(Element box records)
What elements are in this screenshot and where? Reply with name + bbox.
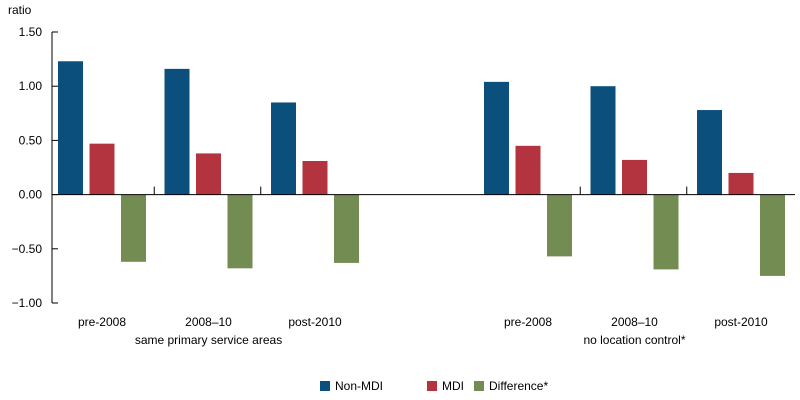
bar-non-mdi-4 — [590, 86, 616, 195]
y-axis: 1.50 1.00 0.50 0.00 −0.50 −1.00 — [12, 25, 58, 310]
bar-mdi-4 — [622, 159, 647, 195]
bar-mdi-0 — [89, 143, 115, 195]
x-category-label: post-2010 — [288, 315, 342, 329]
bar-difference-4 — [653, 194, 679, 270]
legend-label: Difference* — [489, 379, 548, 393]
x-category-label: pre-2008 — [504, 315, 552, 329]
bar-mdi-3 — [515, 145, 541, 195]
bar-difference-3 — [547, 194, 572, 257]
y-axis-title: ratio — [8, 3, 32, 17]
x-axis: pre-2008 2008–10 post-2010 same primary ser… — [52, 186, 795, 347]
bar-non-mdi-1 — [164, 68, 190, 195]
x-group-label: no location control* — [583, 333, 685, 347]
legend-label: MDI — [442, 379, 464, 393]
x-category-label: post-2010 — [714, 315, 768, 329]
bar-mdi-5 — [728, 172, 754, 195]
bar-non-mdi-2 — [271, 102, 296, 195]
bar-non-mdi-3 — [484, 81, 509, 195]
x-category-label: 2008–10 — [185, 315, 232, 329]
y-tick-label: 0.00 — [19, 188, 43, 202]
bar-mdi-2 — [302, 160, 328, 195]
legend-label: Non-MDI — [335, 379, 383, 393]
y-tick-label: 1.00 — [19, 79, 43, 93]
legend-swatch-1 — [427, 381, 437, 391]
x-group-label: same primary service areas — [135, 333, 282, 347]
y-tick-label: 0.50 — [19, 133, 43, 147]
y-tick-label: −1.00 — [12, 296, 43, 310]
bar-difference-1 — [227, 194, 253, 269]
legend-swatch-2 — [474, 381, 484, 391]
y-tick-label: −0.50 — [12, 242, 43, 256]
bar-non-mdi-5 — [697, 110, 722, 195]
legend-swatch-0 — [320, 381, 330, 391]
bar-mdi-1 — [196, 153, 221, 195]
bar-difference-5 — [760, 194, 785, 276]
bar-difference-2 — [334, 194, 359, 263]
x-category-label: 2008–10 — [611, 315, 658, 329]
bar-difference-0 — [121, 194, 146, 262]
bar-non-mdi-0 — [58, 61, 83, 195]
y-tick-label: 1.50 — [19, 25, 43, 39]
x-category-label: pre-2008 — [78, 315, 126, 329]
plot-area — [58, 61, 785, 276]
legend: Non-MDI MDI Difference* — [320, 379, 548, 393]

__TO BE DONE__:
Update the rows above so that "screenshot" becomes "image" and everything else stays the same. Leave the pictures out of your answer.

__RESPONSE TO THE TASK__:
What elements are in this image and where? Reply with name + bbox.
bar-non-mdi-4 — [590, 86, 616, 195]
y-axis: 1.50 1.00 0.50 0.00 −0.50 −1.00 — [12, 25, 58, 310]
bar-mdi-4 — [622, 159, 647, 195]
bar-mdi-0 — [89, 143, 115, 195]
x-category-label: post-2010 — [288, 315, 342, 329]
bar-difference-4 — [653, 194, 679, 270]
legend-label: Difference* — [489, 379, 548, 393]
x-category-label: pre-2008 — [504, 315, 552, 329]
bar-mdi-3 — [515, 145, 541, 195]
bar-difference-3 — [547, 194, 572, 257]
y-axis-title: ratio — [8, 3, 32, 17]
x-axis: pre-2008 2008–10 post-2010 same primary ser… — [52, 186, 795, 347]
bar-non-mdi-1 — [164, 68, 190, 195]
x-group-label: no location control* — [583, 333, 685, 347]
legend-label: MDI — [442, 379, 464, 393]
x-category-label: post-2010 — [714, 315, 768, 329]
bar-mdi-5 — [728, 172, 754, 195]
bar-non-mdi-2 — [271, 102, 296, 195]
bar-non-mdi-3 — [484, 81, 509, 195]
x-category-label: 2008–10 — [185, 315, 232, 329]
y-tick-label: 0.00 — [19, 188, 43, 202]
bar-mdi-2 — [302, 160, 328, 195]
legend-label: Non-MDI — [335, 379, 383, 393]
y-tick-label: 1.00 — [19, 79, 43, 93]
legend-swatch-1 — [427, 381, 437, 391]
x-group-label: same primary service areas — [135, 333, 282, 347]
y-tick-label: 0.50 — [19, 133, 43, 147]
y-tick-label: −1.00 — [12, 296, 43, 310]
bar-difference-1 — [227, 194, 253, 269]
legend-swatch-2 — [474, 381, 484, 391]
y-tick-label: −0.50 — [12, 242, 43, 256]
bar-non-mdi-5 — [697, 110, 722, 195]
legend-swatch-0 — [320, 381, 330, 391]
bar-mdi-1 — [196, 153, 221, 195]
bar-difference-5 — [760, 194, 785, 276]
bar-difference-2 — [334, 194, 359, 263]
x-category-label: 2008–10 — [611, 315, 658, 329]
bar-difference-0 — [121, 194, 146, 262]
bar-non-mdi-0 — [58, 61, 83, 195]
y-tick-label: 1.50 — [19, 25, 43, 39]
x-category-label: pre-2008 — [78, 315, 126, 329]
plot-area — [58, 61, 785, 276]
legend: Non-MDI MDI Difference* — [320, 379, 548, 393]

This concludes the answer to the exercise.